[START EXERCISE MATERIALS]
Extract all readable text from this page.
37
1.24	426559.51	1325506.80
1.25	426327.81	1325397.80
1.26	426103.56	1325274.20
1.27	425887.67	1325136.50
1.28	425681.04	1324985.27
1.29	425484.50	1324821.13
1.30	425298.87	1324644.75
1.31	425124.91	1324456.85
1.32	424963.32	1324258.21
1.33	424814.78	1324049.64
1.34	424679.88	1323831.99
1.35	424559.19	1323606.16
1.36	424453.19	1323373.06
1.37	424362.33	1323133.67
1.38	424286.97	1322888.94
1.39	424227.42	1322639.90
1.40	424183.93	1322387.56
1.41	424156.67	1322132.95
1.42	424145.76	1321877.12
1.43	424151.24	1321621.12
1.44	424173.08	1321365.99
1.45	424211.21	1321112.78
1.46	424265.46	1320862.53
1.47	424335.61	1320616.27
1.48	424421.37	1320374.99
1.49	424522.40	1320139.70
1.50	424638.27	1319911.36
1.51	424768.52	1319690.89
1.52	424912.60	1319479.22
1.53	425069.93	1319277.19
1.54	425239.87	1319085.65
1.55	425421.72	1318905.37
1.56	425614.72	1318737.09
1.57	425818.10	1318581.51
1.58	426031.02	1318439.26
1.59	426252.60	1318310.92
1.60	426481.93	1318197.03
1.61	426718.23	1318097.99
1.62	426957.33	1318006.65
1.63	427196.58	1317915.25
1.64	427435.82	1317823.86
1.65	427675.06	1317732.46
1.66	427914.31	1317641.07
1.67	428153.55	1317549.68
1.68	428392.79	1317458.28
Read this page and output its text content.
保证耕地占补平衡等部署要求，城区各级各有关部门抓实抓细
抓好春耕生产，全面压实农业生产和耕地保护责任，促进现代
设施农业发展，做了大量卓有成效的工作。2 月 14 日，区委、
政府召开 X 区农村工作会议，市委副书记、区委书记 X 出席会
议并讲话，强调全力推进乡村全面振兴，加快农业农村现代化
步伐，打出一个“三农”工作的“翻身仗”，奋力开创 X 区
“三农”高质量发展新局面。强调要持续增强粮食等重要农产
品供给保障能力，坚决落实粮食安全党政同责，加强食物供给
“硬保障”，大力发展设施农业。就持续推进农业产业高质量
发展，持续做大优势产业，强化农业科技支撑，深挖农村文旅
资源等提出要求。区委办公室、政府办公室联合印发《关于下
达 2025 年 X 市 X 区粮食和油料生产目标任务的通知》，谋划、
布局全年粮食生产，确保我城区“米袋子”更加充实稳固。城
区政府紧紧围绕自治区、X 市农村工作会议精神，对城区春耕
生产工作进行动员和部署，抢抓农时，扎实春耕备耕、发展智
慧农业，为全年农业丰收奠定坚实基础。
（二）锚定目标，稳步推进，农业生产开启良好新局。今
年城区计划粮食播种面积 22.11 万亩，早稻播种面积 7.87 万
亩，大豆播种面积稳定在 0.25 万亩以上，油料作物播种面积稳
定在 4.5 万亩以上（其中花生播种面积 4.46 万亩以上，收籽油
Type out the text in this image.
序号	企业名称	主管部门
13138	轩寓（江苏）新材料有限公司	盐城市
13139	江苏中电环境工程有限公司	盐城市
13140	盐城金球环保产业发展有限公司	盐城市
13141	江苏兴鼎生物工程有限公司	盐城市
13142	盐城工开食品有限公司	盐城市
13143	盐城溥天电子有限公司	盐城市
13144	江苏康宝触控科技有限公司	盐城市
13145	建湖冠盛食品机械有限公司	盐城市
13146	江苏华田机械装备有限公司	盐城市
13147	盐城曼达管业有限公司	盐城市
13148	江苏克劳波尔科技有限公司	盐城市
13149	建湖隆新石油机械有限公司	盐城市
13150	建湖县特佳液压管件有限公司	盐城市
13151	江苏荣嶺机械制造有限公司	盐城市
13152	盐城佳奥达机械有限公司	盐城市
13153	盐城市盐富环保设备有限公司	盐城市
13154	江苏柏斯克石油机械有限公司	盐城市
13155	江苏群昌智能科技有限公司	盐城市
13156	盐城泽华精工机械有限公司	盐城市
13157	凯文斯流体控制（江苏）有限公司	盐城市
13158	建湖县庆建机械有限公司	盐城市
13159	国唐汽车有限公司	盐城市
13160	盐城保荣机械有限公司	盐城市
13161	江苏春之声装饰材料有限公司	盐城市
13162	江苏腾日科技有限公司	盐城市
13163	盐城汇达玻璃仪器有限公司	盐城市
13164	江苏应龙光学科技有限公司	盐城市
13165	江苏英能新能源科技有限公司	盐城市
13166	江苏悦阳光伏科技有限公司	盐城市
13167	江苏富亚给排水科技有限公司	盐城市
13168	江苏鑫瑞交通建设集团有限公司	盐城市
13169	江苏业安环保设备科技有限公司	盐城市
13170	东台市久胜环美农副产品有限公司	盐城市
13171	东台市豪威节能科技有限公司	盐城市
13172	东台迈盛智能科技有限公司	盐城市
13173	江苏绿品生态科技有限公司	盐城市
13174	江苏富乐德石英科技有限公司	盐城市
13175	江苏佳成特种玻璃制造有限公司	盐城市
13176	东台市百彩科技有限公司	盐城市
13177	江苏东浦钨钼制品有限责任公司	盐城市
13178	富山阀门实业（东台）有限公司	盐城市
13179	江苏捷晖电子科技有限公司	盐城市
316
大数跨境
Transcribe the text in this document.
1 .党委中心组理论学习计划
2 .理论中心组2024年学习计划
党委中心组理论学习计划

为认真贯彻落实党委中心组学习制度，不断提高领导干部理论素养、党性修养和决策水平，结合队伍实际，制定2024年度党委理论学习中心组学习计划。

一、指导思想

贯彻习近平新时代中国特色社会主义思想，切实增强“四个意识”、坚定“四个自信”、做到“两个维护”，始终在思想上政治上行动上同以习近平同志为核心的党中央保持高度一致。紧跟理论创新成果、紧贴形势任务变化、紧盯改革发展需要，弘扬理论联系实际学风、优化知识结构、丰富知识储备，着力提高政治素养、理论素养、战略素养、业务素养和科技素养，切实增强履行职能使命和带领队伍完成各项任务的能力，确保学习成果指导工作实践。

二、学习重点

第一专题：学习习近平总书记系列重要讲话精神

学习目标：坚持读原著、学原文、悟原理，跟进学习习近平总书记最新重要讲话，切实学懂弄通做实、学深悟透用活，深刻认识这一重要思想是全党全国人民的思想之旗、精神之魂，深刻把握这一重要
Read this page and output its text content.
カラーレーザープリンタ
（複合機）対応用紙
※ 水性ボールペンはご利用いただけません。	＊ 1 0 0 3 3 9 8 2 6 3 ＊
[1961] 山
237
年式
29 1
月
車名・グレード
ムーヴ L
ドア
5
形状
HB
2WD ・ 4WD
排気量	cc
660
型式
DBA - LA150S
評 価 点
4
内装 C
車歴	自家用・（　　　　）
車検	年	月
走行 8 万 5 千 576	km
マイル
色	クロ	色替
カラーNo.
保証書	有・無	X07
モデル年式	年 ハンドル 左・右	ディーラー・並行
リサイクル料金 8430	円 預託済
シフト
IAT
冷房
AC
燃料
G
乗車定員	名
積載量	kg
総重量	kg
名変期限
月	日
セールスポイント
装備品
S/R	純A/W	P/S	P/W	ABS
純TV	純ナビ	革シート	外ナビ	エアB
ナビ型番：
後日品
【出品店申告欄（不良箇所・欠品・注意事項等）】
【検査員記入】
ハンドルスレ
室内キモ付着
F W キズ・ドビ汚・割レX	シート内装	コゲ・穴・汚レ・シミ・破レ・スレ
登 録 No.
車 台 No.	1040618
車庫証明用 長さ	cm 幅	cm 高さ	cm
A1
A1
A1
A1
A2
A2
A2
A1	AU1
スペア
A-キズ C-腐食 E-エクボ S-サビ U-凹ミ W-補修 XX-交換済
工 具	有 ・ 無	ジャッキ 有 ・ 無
[END EXERCISE MATERIALS]
**WRITTEN EXERCISE**: Go through the data and return every record exactly.

**TASK OUTPUT**:
Extract all readable text from this page.
37
1.24	426559.51	1325506.80
1.25	426327.81	1325397.80
1.26	426103.56	1325274.20
1.27	425887.67	1325136.50
1.28	425681.04	1324985.27
1.29	425484.50	1324821.13
1.30	425298.87	1324644.75
1.31	425124.91	1324456.85
1.32	424963.32	1324258.21
1.33	424814.78	1324049.64
1.34	424679.88	1323831.99
1.35	424559.19	1323606.16
1.36	424453.19	1323373.06
1.37	424362.33	1323133.67
1.38	424286.97	1322888.94
1.39	424227.42	1322639.90
1.40	424183.93	1322387.56
1.41	424156.67	1322132.95
1.42	424145.76	1321877.12
1.43	424151.24	1321621.12
1.44	424173.08	1321365.99
1.45	424211.21	1321112.78
1.46	424265.46	1320862.53
1.47	424335.61	1320616.27
1.48	424421.37	1320374.99
1.49	424522.40	1320139.70
1.50	424638.27	1319911.36
1.51	424768.52	1319690.89
1.52	424912.60	1319479.22
1.53	425069.93	1319277.19
1.54	425239.87	1319085.65
1.55	425421.72	1318905.37
1.56	425614.72	1318737.09
1.57	425818.10	1318581.51
1.58	426031.02	1318439.26
1.59	426252.60	1318310.92
1.60	426481.93	1318197.03
1.61	426718.23	1318097.99
1.62	426957.33	1318006.65
1.63	427196.58	1317915.25
1.64	427435.82	1317823.86
1.65	427675.06	1317732.46
1.66	427914.31	1317641.07
1.67	428153.55	1317549.68
1.68	428392.79	1317458.28
Read this page and output its text content.
保证耕地占补平衡等部署要求，城区各级各有关部门抓实抓细
抓好春耕生产，全面压实农业生产和耕地保护责任，促进现代
设施农业发展，做了大量卓有成效的工作。2 月 14 日，区委、
政府召开 X 区农村工作会议，市委副书记、区委书记 X 出席会
议并讲话，强调全力推进乡村全面振兴，加快农业农村现代化
步伐，打出一个“三农”工作的“翻身仗”，奋力开创 X 区
“三农”高质量发展新局面。强调要持续增强粮食等重要农产
品供给保障能力，坚决落实粮食安全党政同责，加强食物供给
“硬保障”，大力发展设施农业。就持续推进农业产业高质量
发展，持续做大优势产业，强化农业科技支撑，深挖农村文旅
资源等提出要求。区委办公室、政府办公室联合印发《关于下
达 2025 年 X 市 X 区粮食和油料生产目标任务的通知》，谋划、
布局全年粮食生产，确保我城区“米袋子”更加充实稳固。城
区政府紧紧围绕自治区、X 市农村工作会议精神，对城区春耕
生产工作进行动员和部署，抢抓农时，扎实春耕备耕、发展智
慧农业，为全年农业丰收奠定坚实基础。
（二）锚定目标，稳步推进，农业生产开启良好新局。今
年城区计划粮食播种面积 22.11 万亩，早稻播种面积 7.87 万
亩，大豆播种面积稳定在 0.25 万亩以上，油料作物播种面积稳
定在 4.5 万亩以上（其中花生播种面积 4.46 万亩以上，收籽油
Type out the text in this image.
序号	企业名称	主管部门
13138	轩寓（江苏）新材料有限公司	盐城市
13139	江苏中电环境工程有限公司	盐城市
13140	盐城金球环保产业发展有限公司	盐城市
13141	江苏兴鼎生物工程有限公司	盐城市
13142	盐城工开食品有限公司	盐城市
13143	盐城溥天电子有限公司	盐城市
13144	江苏康宝触控科技有限公司	盐城市
13145	建湖冠盛食品机械有限公司	盐城市
13146	江苏华田机械装备有限公司	盐城市
13147	盐城曼达管业有限公司	盐城市
13148	江苏克劳波尔科技有限公司	盐城市
13149	建湖隆新石油机械有限公司	盐城市
13150	建湖县特佳液压管件有限公司	盐城市
13151	江苏荣嶺机械制造有限公司	盐城市
13152	盐城佳奥达机械有限公司	盐城市
13153	盐城市盐富环保设备有限公司	盐城市
13154	江苏柏斯克石油机械有限公司	盐城市
13155	江苏群昌智能科技有限公司	盐城市
13156	盐城泽华精工机械有限公司	盐城市
13157	凯文斯流体控制（江苏）有限公司	盐城市
13158	建湖县庆建机械有限公司	盐城市
13159	国唐汽车有限公司	盐城市
13160	盐城保荣机械有限公司	盐城市
13161	江苏春之声装饰材料有限公司	盐城市
13162	江苏腾日科技有限公司	盐城市
13163	盐城汇达玻璃仪器有限公司	盐城市
13164	江苏应龙光学科技有限公司	盐城市
13165	江苏英能新能源科技有限公司	盐城市
13166	江苏悦阳光伏科技有限公司	盐城市
13167	江苏富亚给排水科技有限公司	盐城市
13168	江苏鑫瑞交通建设集团有限公司	盐城市
13169	江苏业安环保设备科技有限公司	盐城市
13170	东台市久胜环美农副产品有限公司	盐城市
13171	东台市豪威节能科技有限公司	盐城市
13172	东台迈盛智能科技有限公司	盐城市
13173	江苏绿品生态科技有限公司	盐城市
13174	江苏富乐德石英科技有限公司	盐城市
13175	江苏佳成特种玻璃制造有限公司	盐城市
13176	东台市百彩科技有限公司	盐城市
13177	江苏东浦钨钼制品有限责任公司	盐城市
13178	富山阀门实业（东台）有限公司	盐城市
13179	江苏捷晖电子科技有限公司	盐城市
316
大数跨境
Transcribe the text in this document.
1 .党委中心组理论学习计划
2 .理论中心组2024年学习计划
党委中心组理论学习计划

为认真贯彻落实党委中心组学习制度，不断提高领导干部理论素养、党性修养和决策水平，结合队伍实际，制定2024年度党委理论学习中心组学习计划。

一、指导思想

贯彻习近平新时代中国特色社会主义思想，切实增强“四个意识”、坚定“四个自信”、做到“两个维护”，始终在思想上政治上行动上同以习近平同志为核心的党中央保持高度一致。紧跟理论创新成果、紧贴形势任务变化、紧盯改革发展需要，弘扬理论联系实际学风、优化知识结构、丰富知识储备，着力提高政治素养、理论素养、战略素养、业务素养和科技素养，切实增强履行职能使命和带领队伍完成各项任务的能力，确保学习成果指导工作实践。

二、学习重点

第一专题：学习习近平总书记系列重要讲话精神

学习目标：坚持读原著、学原文、悟原理，跟进学习习近平总书记最新重要讲话，切实学懂弄通做实、学深悟透用活，深刻认识这一重要思想是全党全国人民的思想之旗、精神之魂，深刻把握这一重要
Read this page and output its text content.
カラーレーザープリンタ
（複合機）対応用紙
※ 水性ボールペンはご利用いただけません。	＊ 1 0 0 3 3 9 8 2 6 3 ＊
[1961] 山
237
年式
29 1
月
車名・グレード
ムーヴ L
ドア
5
形状
HB
2WD ・ 4WD
排気量	cc
660
型式
DBA - LA150S
評 価 点
4
内装 C
車歴	自家用・（　　　　）
車検	年	月
走行 8 万 5 千 576	km
マイル
色	クロ	色替
カラーNo.
保証書	有・無	X07
モデル年式	年 ハンドル 左・右	ディーラー・並行
リサイクル料金 8430	円 預託済
シフト
IAT
冷房
AC
燃料
G
乗車定員	名
積載量	kg
総重量	kg
名変期限
月	日
セールスポイント
装備品
S/R	純A/W	P/S	P/W	ABS
純TV	純ナビ	革シート	外ナビ	エアB
ナビ型番：
後日品
【出品店申告欄（不良箇所・欠品・注意事項等）】
【検査員記入】
ハンドルスレ
室内キモ付着
F W キズ・ドビ汚・割レX	シート内装	コゲ・穴・汚レ・シミ・破レ・スレ
登 録 No.
車 台 No.	1040618
車庫証明用 長さ	cm 幅	cm 高さ	cm
A1
A1
A1
A1
A2
A2
A2
A1	AU1
スペア
A-キズ C-腐食 E-エクボ S-サビ U-凹ミ W-補修 XX-交換済
工 具	有 ・ 無	ジャッキ 有 ・ 無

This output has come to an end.